_TASK DIRECTIONS_
Without altering anything, repeat each of the records.

_EXCERPTED DATA_
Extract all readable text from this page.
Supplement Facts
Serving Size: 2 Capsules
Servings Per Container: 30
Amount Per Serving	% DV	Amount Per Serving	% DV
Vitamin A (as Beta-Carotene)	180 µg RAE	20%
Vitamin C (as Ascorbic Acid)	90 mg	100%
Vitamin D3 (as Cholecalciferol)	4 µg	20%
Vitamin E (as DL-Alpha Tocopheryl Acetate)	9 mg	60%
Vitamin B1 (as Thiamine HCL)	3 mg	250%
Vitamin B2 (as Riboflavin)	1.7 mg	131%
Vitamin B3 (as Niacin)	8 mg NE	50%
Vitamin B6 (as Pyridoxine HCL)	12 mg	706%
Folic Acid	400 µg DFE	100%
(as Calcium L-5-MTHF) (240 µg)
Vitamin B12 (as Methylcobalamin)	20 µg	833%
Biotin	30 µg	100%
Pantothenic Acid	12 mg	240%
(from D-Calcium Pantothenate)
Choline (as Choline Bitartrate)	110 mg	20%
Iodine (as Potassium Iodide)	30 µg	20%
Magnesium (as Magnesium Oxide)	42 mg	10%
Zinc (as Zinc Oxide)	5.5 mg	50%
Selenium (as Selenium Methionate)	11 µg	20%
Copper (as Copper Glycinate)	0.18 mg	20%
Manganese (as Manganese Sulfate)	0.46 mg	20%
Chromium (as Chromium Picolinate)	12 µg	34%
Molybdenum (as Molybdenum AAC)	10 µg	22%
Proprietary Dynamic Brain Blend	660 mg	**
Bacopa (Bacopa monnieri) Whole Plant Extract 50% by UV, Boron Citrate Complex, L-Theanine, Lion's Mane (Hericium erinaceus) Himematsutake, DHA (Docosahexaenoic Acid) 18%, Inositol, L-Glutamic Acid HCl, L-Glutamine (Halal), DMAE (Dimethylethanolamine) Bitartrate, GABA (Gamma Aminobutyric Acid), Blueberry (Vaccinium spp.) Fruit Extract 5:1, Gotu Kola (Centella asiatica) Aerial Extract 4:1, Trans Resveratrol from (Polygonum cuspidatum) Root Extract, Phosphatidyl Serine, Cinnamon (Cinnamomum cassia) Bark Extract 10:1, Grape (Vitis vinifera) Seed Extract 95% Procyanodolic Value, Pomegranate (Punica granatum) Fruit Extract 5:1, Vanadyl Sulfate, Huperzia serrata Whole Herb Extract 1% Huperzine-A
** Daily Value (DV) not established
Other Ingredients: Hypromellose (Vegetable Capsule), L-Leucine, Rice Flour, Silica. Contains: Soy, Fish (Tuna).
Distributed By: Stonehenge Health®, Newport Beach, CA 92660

_ANSWER TO THE EXERCISE_
Extract all readable text from this page.
Supplement Facts
Serving Size: 2 Capsules
Servings Per Container: 30
Amount Per Serving	% DV	Amount Per Serving	% DV
Vitamin A (as Beta-Carotene)	180 µg RAE	20%
Vitamin C (as Ascorbic Acid)	90 mg	100%
Vitamin D3 (as Cholecalciferol)	4 µg	20%
Vitamin E (as DL-Alpha Tocopheryl Acetate)	9 mg	60%
Vitamin B1 (as Thiamine HCL)	3 mg	250%
Vitamin B2 (as Riboflavin)	1.7 mg	131%
Vitamin B3 (as Niacin)	8 mg NE	50%
Vitamin B6 (as Pyridoxine HCL)	12 mg	706%
Folic Acid	400 µg DFE	100%
(as Calcium L-5-MTHF) (240 µg)
Vitamin B12 (as Methylcobalamin)	20 µg	833%
Biotin	30 µg	100%
Pantothenic Acid	12 mg	240%
(from D-Calcium Pantothenate)
Choline (as Choline Bitartrate)	110 mg	20%
Iodine (as Potassium Iodide)	30 µg	20%
Magnesium (as Magnesium Oxide)	42 mg	10%
Zinc (as Zinc Oxide)	5.5 mg	50%
Selenium (as Selenium Methionate)	11 µg	20%
Copper (as Copper Glycinate)	0.18 mg	20%
Manganese (as Manganese Sulfate)	0.46 mg	20%
Chromium (as Chromium Picolinate)	12 µg	34%
Molybdenum (as Molybdenum AAC)	10 µg	22%
Proprietary Dynamic Brain Blend	660 mg	**
Bacopa (Bacopa monnieri) Whole Plant Extract 50% by UV, Boron Citrate Complex, L-Theanine, Lion's Mane (Hericium erinaceus) Himematsutake, DHA (Docosahexaenoic Acid) 18%, Inositol, L-Glutamic Acid HCl, L-Glutamine (Halal), DMAE (Dimethylethanolamine) Bitartrate, GABA (Gamma Aminobutyric Acid), Blueberry (Vaccinium spp.) Fruit Extract 5:1, Gotu Kola (Centella asiatica) Aerial Extract 4:1, Trans Resveratrol from (Polygonum cuspidatum) Root Extract, Phosphatidyl Serine, Cinnamon (Cinnamomum cassia) Bark Extract 10:1, Grape (Vitis vinifera) Seed Extract 95% Procyanodolic Value, Pomegranate (Punica granatum) Fruit Extract 5:1, Vanadyl Sulfate, Huperzia serrata Whole Herb Extract 1% Huperzine-A
** Daily Value (DV) not established
Other Ingredients: Hypromellose (Vegetable Capsule), L-Leucine, Rice Flour, Silica. Contains: Soy, Fish (Tuna).
Distributed By: Stonehenge Health®, Newport Beach, CA 92660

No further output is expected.